■ EXERCISE OBJECTIVE
All of the data that follows should be retyped exactly, please, except the pictures.

(A block of data)
________________

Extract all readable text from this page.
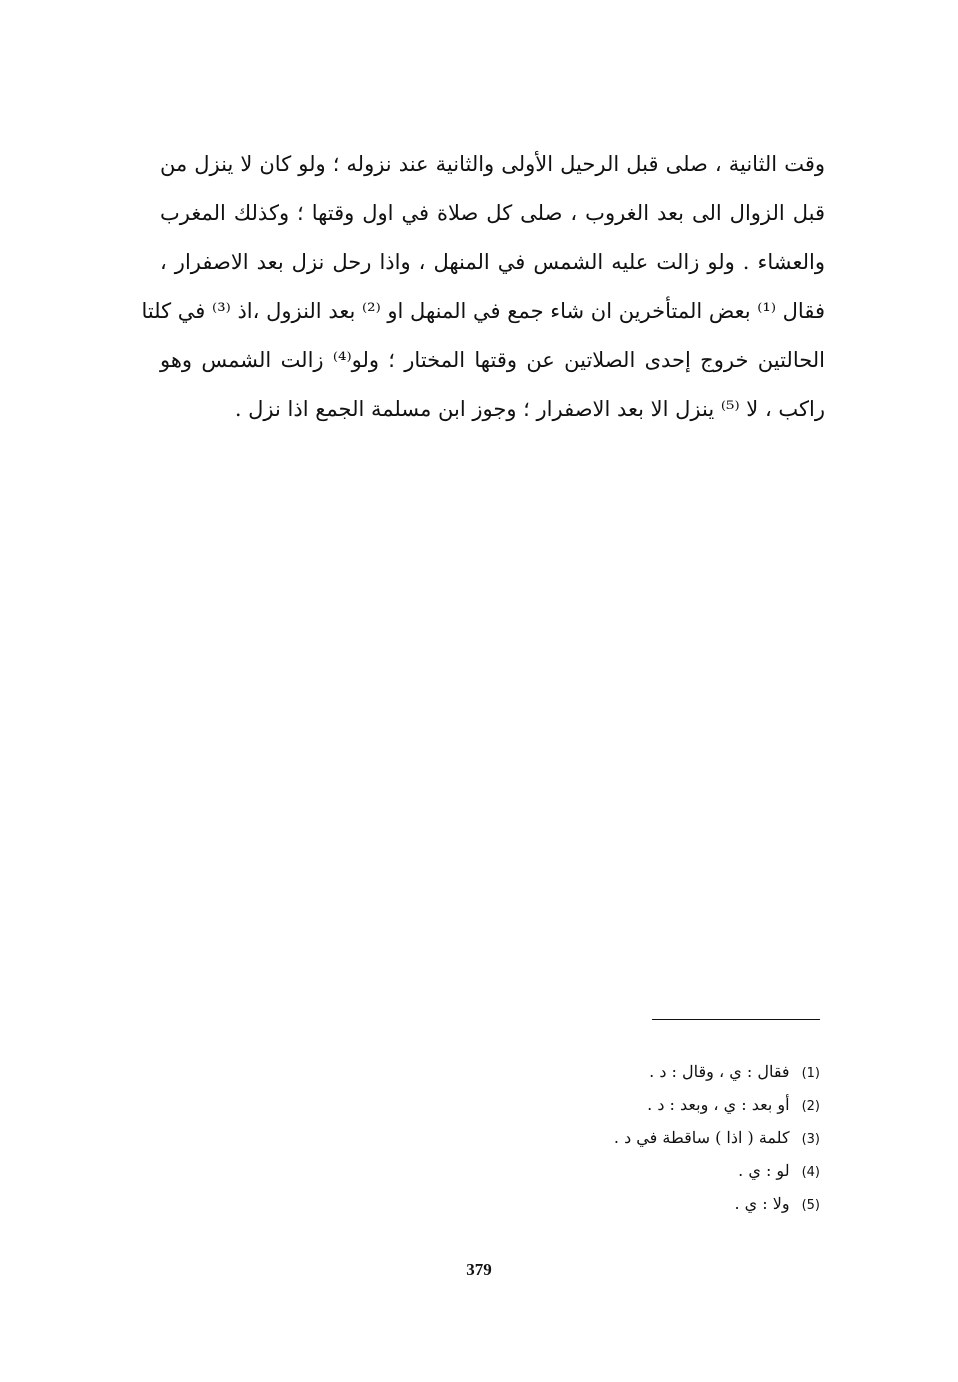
وقت الثانية ، صلى قبل الرحيل الأولى والثانية عند نزوله ؛ ولو كان لا ينزل من
قبل الزوال الى بعد الغروب ، صلى كل صلاة في اول وقتها ؛ وكذلك المغرب
والعشاء . ولو زالت عليه الشمس في المنهل ، واذا رحل نزل بعد الاصفرار ،
فقال ⁽¹⁾ بعض المتأخرين ان شاء جمع في المنهل او ⁽²⁾ بعد النزول ،اذ ⁽³⁾ في كلتا
الحالتين خروج إحدى الصلاتين عن وقتها المختار ؛ ولو⁽⁴⁾ زالت الشمس وهو
راكب ، لا ⁽⁵⁾ ينزل الا بعد الاصفرار ؛ وجوز ابن مسلمة الجمع اذا نزل .
(1)فقال : ي ، وقال : د .
(2)أو بعد : ي ، وبعد : د .
(3)كلمة ( اذا ) ساقطة في د .
(4)لو : ي .
(5)ولا : ي .
379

________________

■ FULL SOLUTION
Extract all readable text from this page.
وقت الثانية ، صلى قبل الرحيل الأولى والثانية عند نزوله ؛ ولو كان لا ينزل من
قبل الزوال الى بعد الغروب ، صلى كل صلاة في اول وقتها ؛ وكذلك المغرب
والعشاء . ولو زالت عليه الشمس في المنهل ، واذا رحل نزل بعد الاصفرار ،
فقال ⁽¹⁾ بعض المتأخرين ان شاء جمع في المنهل او ⁽²⁾ بعد النزول ،اذ ⁽³⁾ في كلتا
الحالتين خروج إحدى الصلاتين عن وقتها المختار ؛ ولو⁽⁴⁾ زالت الشمس وهو
راكب ، لا ⁽⁵⁾ ينزل الا بعد الاصفرار ؛ وجوز ابن مسلمة الجمع اذا نزل .
(1)فقال : ي ، وقال : د .
(2)أو بعد : ي ، وبعد : د .
(3)كلمة ( اذا ) ساقطة في د .
(4)لو : ي .
(5)ولا : ي .
379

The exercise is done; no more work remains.